TO BE DONE: Find each line with the word "ylabel" and state how many there are, nothing more.

↓↓↓

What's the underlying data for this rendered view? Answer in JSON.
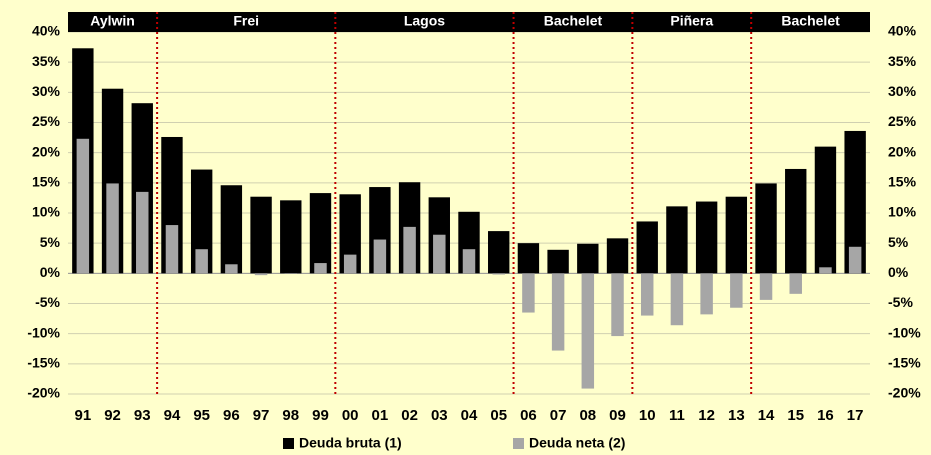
{
  "chart_data": {
    "type": "bar",
    "categories": [
      "91",
      "92",
      "93",
      "94",
      "95",
      "96",
      "97",
      "98",
      "99",
      "00",
      "01",
      "02",
      "03",
      "04",
      "05",
      "06",
      "07",
      "08",
      "09",
      "10",
      "11",
      "12",
      "13",
      "14",
      "15",
      "16",
      "17"
    ],
    "series": [
      {
        "name": "Deuda bruta (1)",
        "color": "#000000",
        "values": [
          37.3,
          30.6,
          28.2,
          22.6,
          17.2,
          14.6,
          12.7,
          12.1,
          13.3,
          13.1,
          14.3,
          15.1,
          12.6,
          10.2,
          7.0,
          5.0,
          3.9,
          4.9,
          5.8,
          8.6,
          11.1,
          11.9,
          12.7,
          14.9,
          17.3,
          21.0,
          23.6
        ]
      },
      {
        "name": "Deuda neta (2)",
        "color": "#a6a6a6",
        "values": [
          22.3,
          14.9,
          13.5,
          8.0,
          4.0,
          1.5,
          -0.3,
          -0.1,
          1.7,
          3.1,
          5.6,
          7.7,
          6.4,
          4.0,
          -0.2,
          -6.5,
          -12.8,
          -19.1,
          -10.4,
          -7.0,
          -8.6,
          -6.8,
          -5.7,
          -4.4,
          -3.4,
          1.0,
          4.4
        ]
      }
    ],
    "ylim": [
      -20,
      40
    ],
    "yticks": [
      {
        "value": -20,
        "label": "-20%"
      },
      {
        "value": -15,
        "label": "-15%"
      },
      {
        "value": -10,
        "label": "-10%"
      },
      {
        "value": -5,
        "label": "-5%"
      },
      {
        "value": 0,
        "label": "0%"
      },
      {
        "value": 5,
        "label": "5%"
      },
      {
        "value": 10,
        "label": "10%"
      },
      {
        "value": 15,
        "label": "15%"
      },
      {
        "value": 20,
        "label": "20%"
      },
      {
        "value": 25,
        "label": "25%"
      },
      {
        "value": 30,
        "label": "30%"
      },
      {
        "value": 35,
        "label": "35%"
      },
      {
        "value": 40,
        "label": "40%"
      }
    ],
    "y2lim": [
      -20,
      40
    ],
    "y2ticks": [
      {
        "value": -20,
        "label": "-20%"
      },
      {
        "value": -15,
        "label": "-15%"
      },
      {
        "value": -10,
        "label": "-10%"
      },
      {
        "value": -5,
        "label": "-5%"
      },
      {
        "value": 0,
        "label": "0%"
      },
      {
        "value": 5,
        "label": "5%"
      },
      {
        "value": 10,
        "label": "10%"
      },
      {
        "value": 15,
        "label": "15%"
      },
      {
        "value": 20,
        "label": "20%"
      },
      {
        "value": 25,
        "label": "25%"
      },
      {
        "value": 30,
        "label": "30%"
      },
      {
        "value": 35,
        "label": "35%"
      },
      {
        "value": 40,
        "label": "40%"
      }
    ],
    "grid": true,
    "periods": [
      {
        "label": "Aylwin",
        "start": "91",
        "end": "93"
      },
      {
        "label": "Frei",
        "start": "94",
        "end": "99"
      },
      {
        "label": "Lagos",
        "start": "00",
        "end": "05"
      },
      {
        "label": "Bachelet",
        "start": "06",
        "end": "09"
      },
      {
        "label": "Piñera",
        "start": "10",
        "end": "13"
      },
      {
        "label": "Bachelet",
        "start": "14",
        "end": "17"
      }
    ]
  }
}
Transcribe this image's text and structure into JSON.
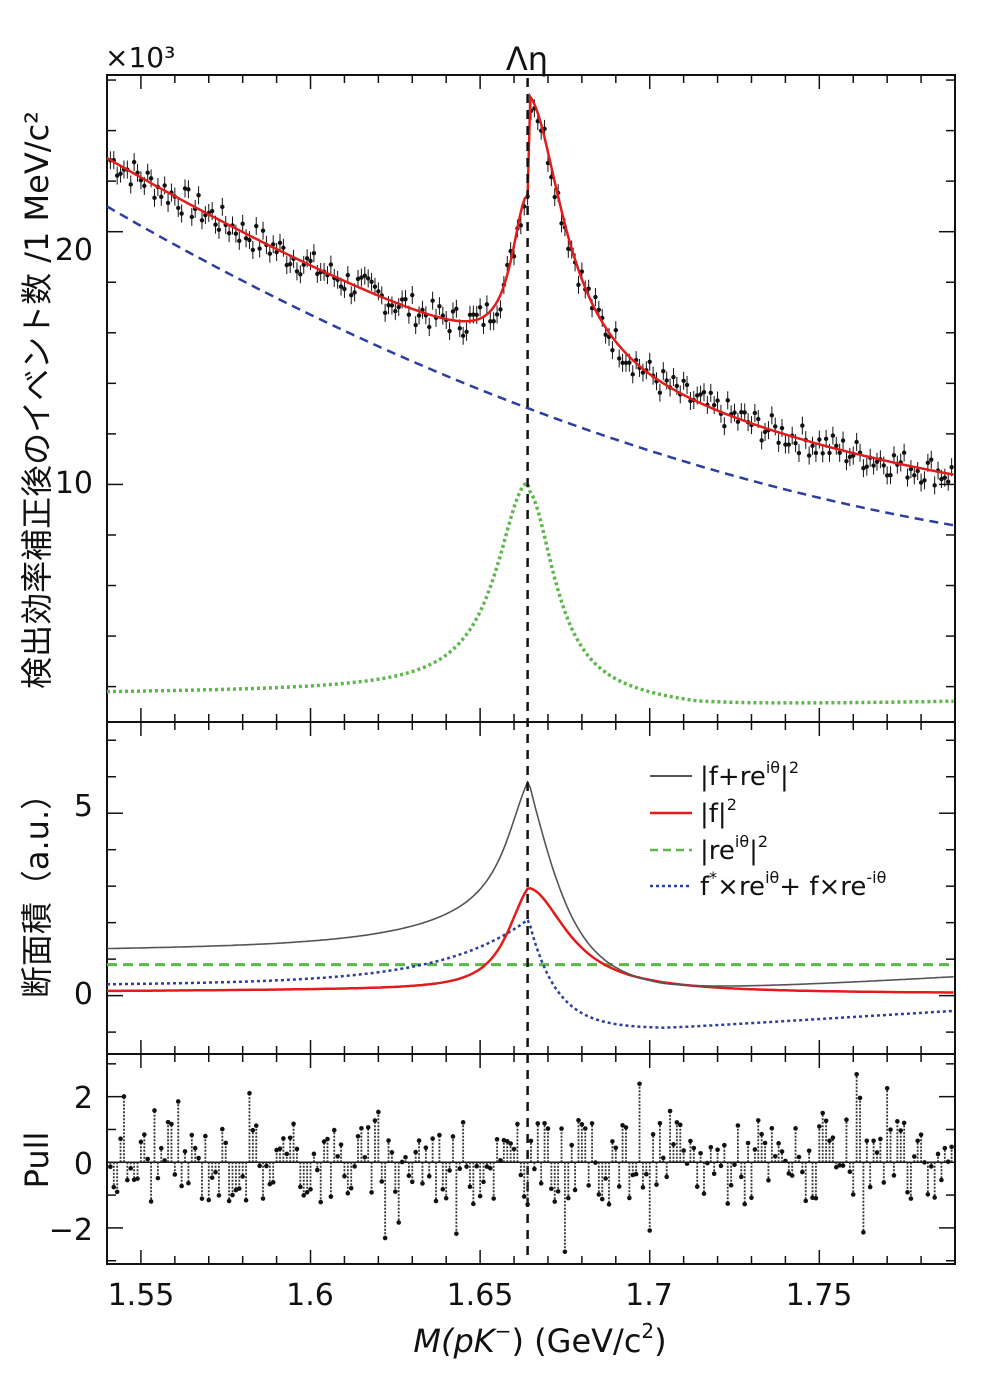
{
  "chart_data": [
    {
      "type": "scatter",
      "name_text": "yield-panel",
      "ylabel": "検出効率補正後のイベント数 /1 MeV/c²",
      "multiplier": "×10³",
      "xlim": [
        1.54,
        1.79
      ],
      "ylim": [
        0.6,
        26.2
      ],
      "y_ticks": [
        10,
        20
      ],
      "y_tick_labels": [
        "10",
        "20"
      ],
      "annotation": "Λη",
      "threshold_x": 1.664,
      "data_points_sample": [
        {
          "x": 1.545,
          "y": 23.2
        },
        {
          "x": 1.56,
          "y": 22.6
        },
        {
          "x": 1.575,
          "y": 22.0
        },
        {
          "x": 1.59,
          "y": 21.3
        },
        {
          "x": 1.605,
          "y": 20.4
        },
        {
          "x": 1.62,
          "y": 19.7
        },
        {
          "x": 1.635,
          "y": 19.2
        },
        {
          "x": 1.645,
          "y": 19.4
        },
        {
          "x": 1.655,
          "y": 21.2
        },
        {
          "x": 1.664,
          "y": 23.8
        },
        {
          "x": 1.67,
          "y": 20.0
        },
        {
          "x": 1.68,
          "y": 16.6
        },
        {
          "x": 1.695,
          "y": 13.9
        },
        {
          "x": 1.71,
          "y": 12.4
        },
        {
          "x": 1.725,
          "y": 11.6
        },
        {
          "x": 1.74,
          "y": 11.0
        },
        {
          "x": 1.755,
          "y": 10.6
        },
        {
          "x": 1.77,
          "y": 10.3
        },
        {
          "x": 1.785,
          "y": 10.2
        }
      ],
      "series": [
        {
          "color": "#e21b1b",
          "style": "solid"
        },
        {
          "color": "#2c3ea0",
          "style": "dashed"
        },
        {
          "color": "#5cb84a",
          "style": "dotted"
        }
      ]
    },
    {
      "type": "line",
      "name_text": "cross-section-panel",
      "ylabel": "断面積（a.u.）",
      "xlim": [
        1.54,
        1.79
      ],
      "ylim": [
        -1.6,
        7.5
      ],
      "y_ticks": [
        0,
        5
      ],
      "y_tick_labels": [
        "0",
        "5"
      ],
      "threshold_x": 1.664,
      "legend_position": "top-right",
      "legend": [
        {
          "label_main": "|f+re",
          "label_sup": "iθ",
          "label_tail": "|",
          "label_sup2": "2",
          "color": "#555555",
          "style": "solid"
        },
        {
          "label_main": "|f|",
          "label_sup": "2",
          "label_tail": "",
          "label_sup2": "",
          "color": "#e21b1b",
          "style": "solid"
        },
        {
          "label_main": "|re",
          "label_sup": "iθ",
          "label_tail": "|",
          "label_sup2": "2",
          "color": "#5cb84a",
          "style": "dashed"
        },
        {
          "label_main": "f",
          "label_sup": "*",
          "label_tail": "×re",
          "label_sup2": "iθ",
          "label_end": "+ f×re",
          "label_sup3": "-iθ",
          "color": "#2c3ea0",
          "style": "dotted"
        }
      ],
      "curve_samples": {
        "total": [
          {
            "x": 1.54,
            "y": 1.2
          },
          {
            "x": 1.6,
            "y": 1.5
          },
          {
            "x": 1.64,
            "y": 2.3
          },
          {
            "x": 1.664,
            "y": 6.1
          },
          {
            "x": 1.69,
            "y": 1.3
          },
          {
            "x": 1.72,
            "y": 0.45
          },
          {
            "x": 1.79,
            "y": 0.5
          }
        ],
        "f_squared": [
          {
            "x": 1.54,
            "y": 0.0
          },
          {
            "x": 1.62,
            "y": 0.3
          },
          {
            "x": 1.655,
            "y": 1.5
          },
          {
            "x": 1.664,
            "y": 3.1
          },
          {
            "x": 1.69,
            "y": 1.0
          },
          {
            "x": 1.74,
            "y": 0.3
          },
          {
            "x": 1.79,
            "y": 0.05
          }
        ],
        "r_squared": [
          {
            "x": 1.54,
            "y": 0.85
          },
          {
            "x": 1.79,
            "y": 0.85
          }
        ],
        "interference": [
          {
            "x": 1.54,
            "y": 0.3
          },
          {
            "x": 1.62,
            "y": 0.8
          },
          {
            "x": 1.664,
            "y": 2.2
          },
          {
            "x": 1.69,
            "y": -0.7
          },
          {
            "x": 1.7,
            "y": -0.9
          },
          {
            "x": 1.79,
            "y": -0.5
          }
        ]
      }
    },
    {
      "type": "scatter",
      "name_text": "pull-panel",
      "ylabel": "Pull",
      "xlabel_main": "M",
      "xlabel_paren": "(pK",
      "xlabel_sup": "−",
      "xlabel_rest": ") (GeV/c",
      "xlabel_sup2": "2",
      "xlabel_end": ")",
      "xlim": [
        1.54,
        1.79
      ],
      "ylim": [
        -3.1,
        3.3
      ],
      "y_ticks": [
        -2,
        0,
        2
      ],
      "y_tick_labels": [
        "−2",
        "0",
        "2"
      ],
      "x_ticks": [
        1.55,
        1.6,
        1.65,
        1.7,
        1.75
      ],
      "x_tick_labels": [
        "1.55",
        "1.6",
        "1.65",
        "1.7",
        "1.75"
      ],
      "pull_range": [
        -3,
        3
      ]
    }
  ]
}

↑↑↑

ANSWER TO THE EXERCISE: 3